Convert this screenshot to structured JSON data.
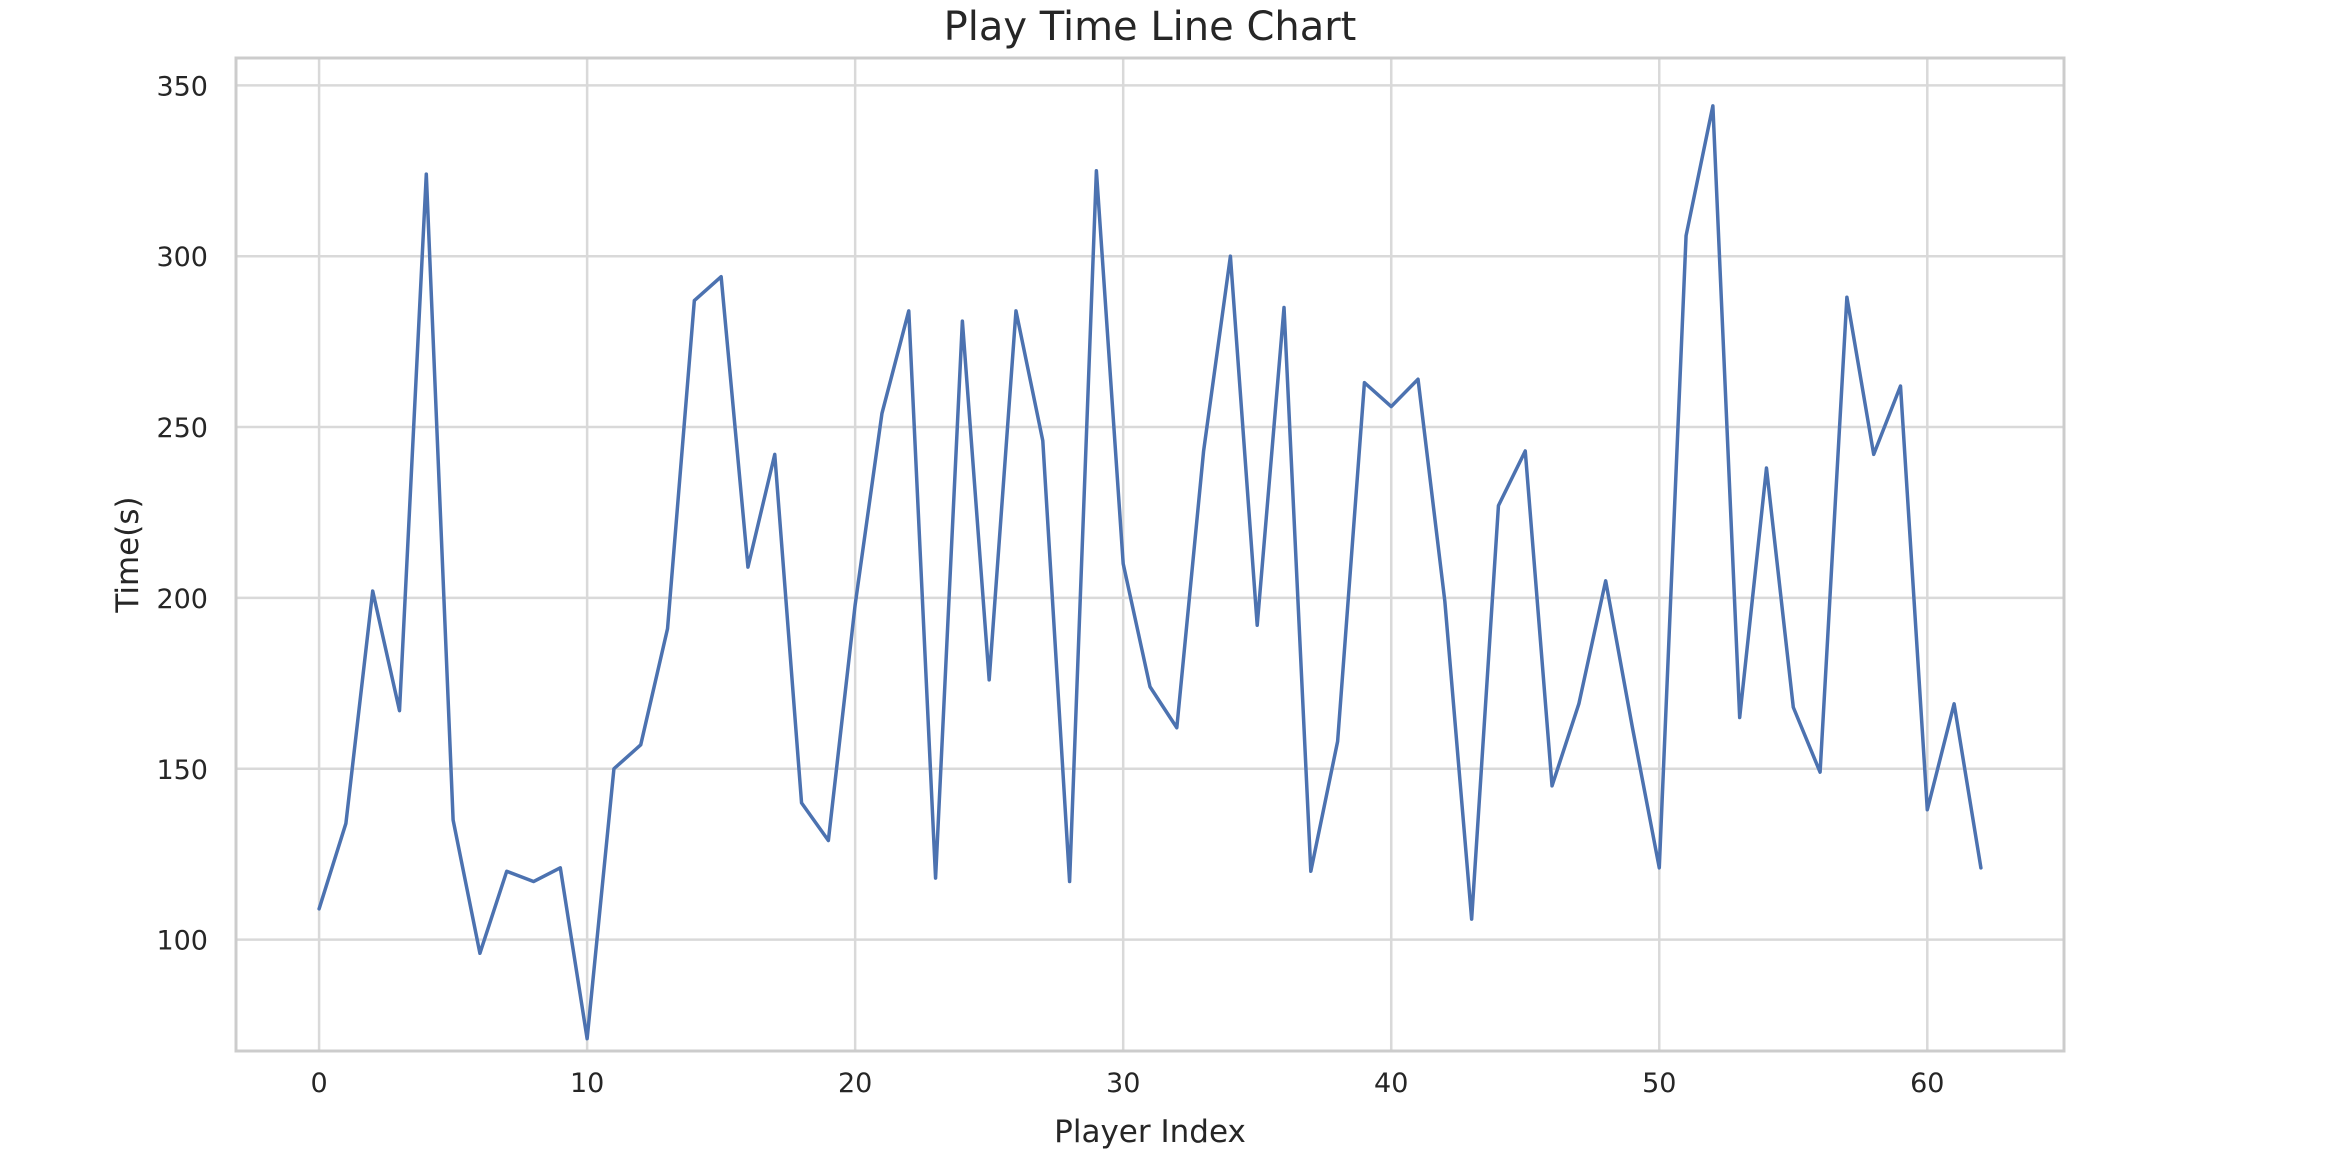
{
  "chart_data": {
    "type": "line",
    "title": "Play Time Line Chart",
    "xlabel": "Player Index",
    "ylabel": "Time(s)",
    "xlim": [
      -3.1,
      65.1
    ],
    "ylim": [
      67.4,
      358.0
    ],
    "xticks": [
      0,
      10,
      20,
      30,
      40,
      50,
      60
    ],
    "yticks": [
      100,
      150,
      200,
      250,
      300,
      350
    ],
    "grid": true,
    "legend": "none",
    "series": [
      {
        "color": "#4c72b0",
        "x": [
          0,
          1,
          2,
          3,
          4,
          5,
          6,
          7,
          8,
          9,
          10,
          11,
          12,
          13,
          14,
          15,
          16,
          17,
          18,
          19,
          20,
          21,
          22,
          23,
          24,
          25,
          26,
          27,
          28,
          29,
          30,
          31,
          32,
          33,
          34,
          35,
          36,
          37,
          38,
          39,
          40,
          41,
          42,
          43,
          44,
          45,
          46,
          47,
          48,
          49,
          50,
          51,
          52,
          53,
          54,
          55,
          56,
          57,
          58,
          59,
          60,
          61,
          62
        ],
        "values": [
          109,
          134,
          202,
          167,
          324,
          135,
          96,
          120,
          117,
          121,
          71,
          150,
          157,
          191,
          287,
          294,
          209,
          242,
          140,
          129,
          198,
          254,
          284,
          118,
          281,
          176,
          284,
          246,
          117,
          325,
          210,
          174,
          162,
          243,
          300,
          192,
          285,
          120,
          158,
          263,
          256,
          264,
          199,
          106,
          227,
          243,
          145,
          169,
          205,
          162,
          121,
          306,
          344,
          165,
          238,
          168,
          149,
          288,
          242,
          262,
          138,
          169,
          121
        ]
      }
    ]
  },
  "colors": {
    "line": "#4c72b0",
    "grid": "#d9d9d9",
    "frame": "#cccccc",
    "text": "#262626",
    "background": "#ffffff"
  }
}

____________

Problem
Leaving all pictures aside, quote each record exactly.

The reply
Convert this screenshot to structured JSON data.
{
  "chart_data": {
    "type": "line",
    "title": "Play Time Line Chart",
    "xlabel": "Player Index",
    "ylabel": "Time(s)",
    "xlim": [
      -3.1,
      65.1
    ],
    "ylim": [
      67.4,
      358.0
    ],
    "xticks": [
      0,
      10,
      20,
      30,
      40,
      50,
      60
    ],
    "yticks": [
      100,
      150,
      200,
      250,
      300,
      350
    ],
    "grid": true,
    "legend": "none",
    "series": [
      {
        "color": "#4c72b0",
        "x": [
          0,
          1,
          2,
          3,
          4,
          5,
          6,
          7,
          8,
          9,
          10,
          11,
          12,
          13,
          14,
          15,
          16,
          17,
          18,
          19,
          20,
          21,
          22,
          23,
          24,
          25,
          26,
          27,
          28,
          29,
          30,
          31,
          32,
          33,
          34,
          35,
          36,
          37,
          38,
          39,
          40,
          41,
          42,
          43,
          44,
          45,
          46,
          47,
          48,
          49,
          50,
          51,
          52,
          53,
          54,
          55,
          56,
          57,
          58,
          59,
          60,
          61,
          62
        ],
        "values": [
          109,
          134,
          202,
          167,
          324,
          135,
          96,
          120,
          117,
          121,
          71,
          150,
          157,
          191,
          287,
          294,
          209,
          242,
          140,
          129,
          198,
          254,
          284,
          118,
          281,
          176,
          284,
          246,
          117,
          325,
          210,
          174,
          162,
          243,
          300,
          192,
          285,
          120,
          158,
          263,
          256,
          264,
          199,
          106,
          227,
          243,
          145,
          169,
          205,
          162,
          121,
          306,
          344,
          165,
          238,
          168,
          149,
          288,
          242,
          262,
          138,
          169,
          121
        ]
      }
    ]
  },
  "colors": {
    "line": "#4c72b0",
    "grid": "#d9d9d9",
    "frame": "#cccccc",
    "text": "#262626",
    "background": "#ffffff"
  }
}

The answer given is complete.